▶ [What the task asks] In the listing below, locate the lines that hold the string "lower". Copy those lines.

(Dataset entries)

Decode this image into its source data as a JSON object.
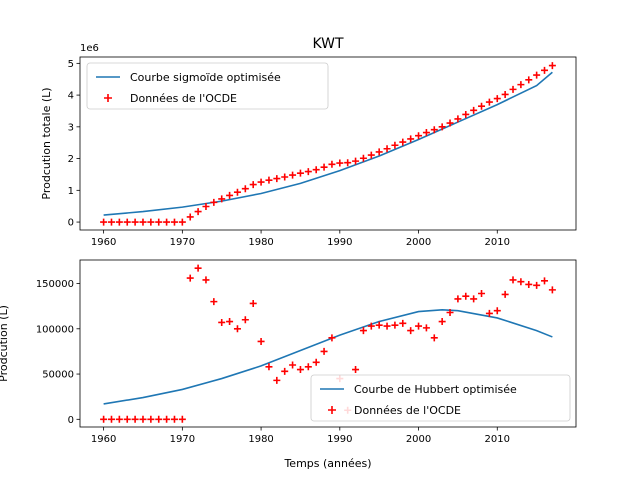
{
  "chart_data": [
    {
      "type": "line",
      "title": "KWT",
      "xlabel": "",
      "ylabel": "Prodcution totale (L)",
      "offset_text": "1e6",
      "xlim": [
        1957,
        2020
      ],
      "ylim": [
        -250000,
        5200000
      ],
      "xticks": [
        1960,
        1970,
        1980,
        1990,
        2000,
        2010
      ],
      "yticks": [
        0,
        1000000,
        2000000,
        3000000,
        4000000,
        5000000
      ],
      "ytick_labels": [
        "0",
        "1",
        "2",
        "3",
        "4",
        "5"
      ],
      "legend_position": "top-left",
      "series": [
        {
          "name": "Courbe sigmoïde optimisée",
          "kind": "line",
          "color": "#1f77b4",
          "x": [
            1960,
            1965,
            1970,
            1975,
            1980,
            1985,
            1990,
            1995,
            2000,
            2005,
            2010,
            2015,
            2017
          ],
          "y": [
            220000,
            330000,
            470000,
            660000,
            900000,
            1220000,
            1620000,
            2080000,
            2600000,
            3150000,
            3700000,
            4300000,
            4720000
          ]
        },
        {
          "name": "Données de l'OCDE",
          "kind": "scatter",
          "marker": "+",
          "color": "#ff0000",
          "x": [
            1960,
            1961,
            1962,
            1963,
            1964,
            1965,
            1966,
            1967,
            1968,
            1969,
            1970,
            1971,
            1972,
            1973,
            1974,
            1975,
            1976,
            1977,
            1978,
            1979,
            1980,
            1981,
            1982,
            1983,
            1984,
            1985,
            1986,
            1987,
            1988,
            1989,
            1990,
            1991,
            1992,
            1993,
            1994,
            1995,
            1996,
            1997,
            1998,
            1999,
            2000,
            2001,
            2002,
            2003,
            2004,
            2005,
            2006,
            2007,
            2008,
            2009,
            2010,
            2011,
            2012,
            2013,
            2014,
            2015,
            2016,
            2017
          ],
          "y": [
            0,
            0,
            0,
            0,
            0,
            0,
            0,
            0,
            0,
            0,
            0,
            160000,
            330000,
            490000,
            620000,
            730000,
            840000,
            940000,
            1050000,
            1180000,
            1260000,
            1320000,
            1370000,
            1420000,
            1480000,
            1540000,
            1590000,
            1650000,
            1730000,
            1820000,
            1860000,
            1870000,
            1920000,
            2010000,
            2110000,
            2210000,
            2310000,
            2420000,
            2520000,
            2620000,
            2720000,
            2820000,
            2910000,
            3000000,
            3120000,
            3250000,
            3390000,
            3520000,
            3650000,
            3780000,
            3890000,
            4020000,
            4180000,
            4330000,
            4480000,
            4630000,
            4780000,
            4930000
          ]
        }
      ]
    },
    {
      "type": "line",
      "title": "",
      "xlabel": "Temps (années)",
      "ylabel": "Prodcution (L)",
      "xlim": [
        1957,
        2020
      ],
      "ylim": [
        -8500,
        176000
      ],
      "xticks": [
        1960,
        1970,
        1980,
        1990,
        2000,
        2010
      ],
      "yticks": [
        0,
        50000,
        100000,
        150000
      ],
      "ytick_labels": [
        "0",
        "50000",
        "100000",
        "150000"
      ],
      "legend_position": "lower-right",
      "series": [
        {
          "name": "Courbe de Hubbert optimisée",
          "kind": "line",
          "color": "#1f77b4",
          "x": [
            1960,
            1965,
            1970,
            1975,
            1980,
            1985,
            1990,
            1995,
            2000,
            2003,
            2005,
            2010,
            2015,
            2017
          ],
          "y": [
            17000,
            24000,
            33000,
            45000,
            59000,
            76000,
            93000,
            108000,
            119000,
            121000,
            120000,
            112000,
            98000,
            91000
          ]
        },
        {
          "name": "Données de l'OCDE",
          "kind": "scatter",
          "marker": "+",
          "color": "#ff0000",
          "x": [
            1960,
            1961,
            1962,
            1963,
            1964,
            1965,
            1966,
            1967,
            1968,
            1969,
            1970,
            1971,
            1972,
            1973,
            1974,
            1975,
            1976,
            1977,
            1978,
            1979,
            1980,
            1981,
            1982,
            1983,
            1984,
            1985,
            1986,
            1987,
            1988,
            1989,
            1990,
            1991,
            1992,
            1993,
            1994,
            1995,
            1996,
            1997,
            1998,
            1999,
            2000,
            2001,
            2002,
            2003,
            2004,
            2005,
            2006,
            2007,
            2008,
            2009,
            2010,
            2011,
            2012,
            2013,
            2014,
            2015,
            2016,
            2017
          ],
          "y": [
            0,
            0,
            0,
            0,
            0,
            0,
            0,
            0,
            0,
            0,
            0,
            156000,
            167000,
            154000,
            130000,
            107000,
            108000,
            100000,
            110000,
            128000,
            86000,
            58000,
            43000,
            53000,
            60000,
            55000,
            58000,
            63000,
            75000,
            90000,
            45000,
            10000,
            55000,
            98000,
            103000,
            104000,
            103000,
            104000,
            106000,
            98000,
            103000,
            101000,
            90000,
            108000,
            118000,
            133000,
            136000,
            133000,
            139000,
            117000,
            120000,
            138000,
            154000,
            152000,
            149000,
            148000,
            153000,
            143000
          ]
        }
      ]
    }
  ]
}
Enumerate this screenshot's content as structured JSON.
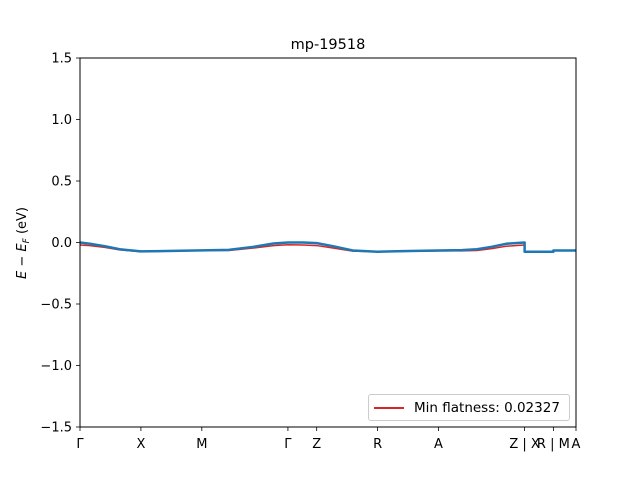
{
  "chart_data": {
    "type": "line",
    "title": "mp-19518",
    "xlabel": "",
    "ylabel": "E − E_F (eV)",
    "ylim": [
      -1.5,
      1.5
    ],
    "grid": false,
    "legend_placement": "lower right",
    "y_ticks": [
      -1.5,
      -1.0,
      -0.5,
      0.0,
      0.5,
      1.0,
      1.5
    ],
    "y_tick_labels": [
      "−1.5",
      "−1.0",
      "−0.5",
      "0.0",
      "0.5",
      "1.0",
      "1.5"
    ],
    "x_ticks": [
      {
        "label": "Γ",
        "pos": 0.0
      },
      {
        "label": "X",
        "pos": 0.1228
      },
      {
        "label": "M",
        "pos": 0.2456
      },
      {
        "label": "Γ",
        "pos": 0.4192
      },
      {
        "label": "Z",
        "pos": 0.4772
      },
      {
        "label": "R",
        "pos": 0.6
      },
      {
        "label": "A",
        "pos": 0.7228
      },
      {
        "label": "Z | X",
        "pos": 0.8964
      },
      {
        "label": "R | M",
        "pos": 0.9544
      },
      {
        "label": "A",
        "pos": 1.0
      }
    ],
    "series": [
      {
        "name": "Min flatness: 0.02327",
        "color": "#d62728",
        "x": [
          0.0,
          0.02,
          0.05,
          0.08,
          0.1228,
          0.16,
          0.2456,
          0.3,
          0.35,
          0.39,
          0.4192,
          0.45,
          0.4772,
          0.51,
          0.55,
          0.6,
          0.65,
          0.7228,
          0.77,
          0.8,
          0.83,
          0.86,
          0.8964,
          0.8964,
          0.9544,
          0.9544,
          1.0
        ],
        "y": [
          -0.02,
          -0.025,
          -0.04,
          -0.06,
          -0.075,
          -0.072,
          -0.065,
          -0.065,
          -0.045,
          -0.025,
          -0.018,
          -0.02,
          -0.025,
          -0.045,
          -0.07,
          -0.075,
          -0.072,
          -0.068,
          -0.068,
          -0.065,
          -0.05,
          -0.03,
          -0.02,
          -0.075,
          -0.075,
          -0.065,
          -0.065
        ]
      },
      {
        "name": "",
        "color": "#1f77b4",
        "x": [
          0.0,
          0.02,
          0.05,
          0.08,
          0.1228,
          0.16,
          0.2456,
          0.3,
          0.35,
          0.39,
          0.4192,
          0.45,
          0.4772,
          0.51,
          0.55,
          0.6,
          0.65,
          0.7228,
          0.77,
          0.8,
          0.83,
          0.86,
          0.8964,
          0.8964,
          0.9544,
          0.9544,
          1.0
        ],
        "y": [
          0.0,
          -0.01,
          -0.03,
          -0.055,
          -0.072,
          -0.07,
          -0.064,
          -0.06,
          -0.035,
          -0.008,
          0.0,
          0.0,
          -0.005,
          -0.03,
          -0.065,
          -0.075,
          -0.07,
          -0.065,
          -0.062,
          -0.055,
          -0.035,
          -0.01,
          0.0,
          -0.075,
          -0.075,
          -0.065,
          -0.065
        ]
      }
    ]
  }
}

▶ [Final answer]
      "legend_position": "lower-right",
    "legend_placement": "lower right",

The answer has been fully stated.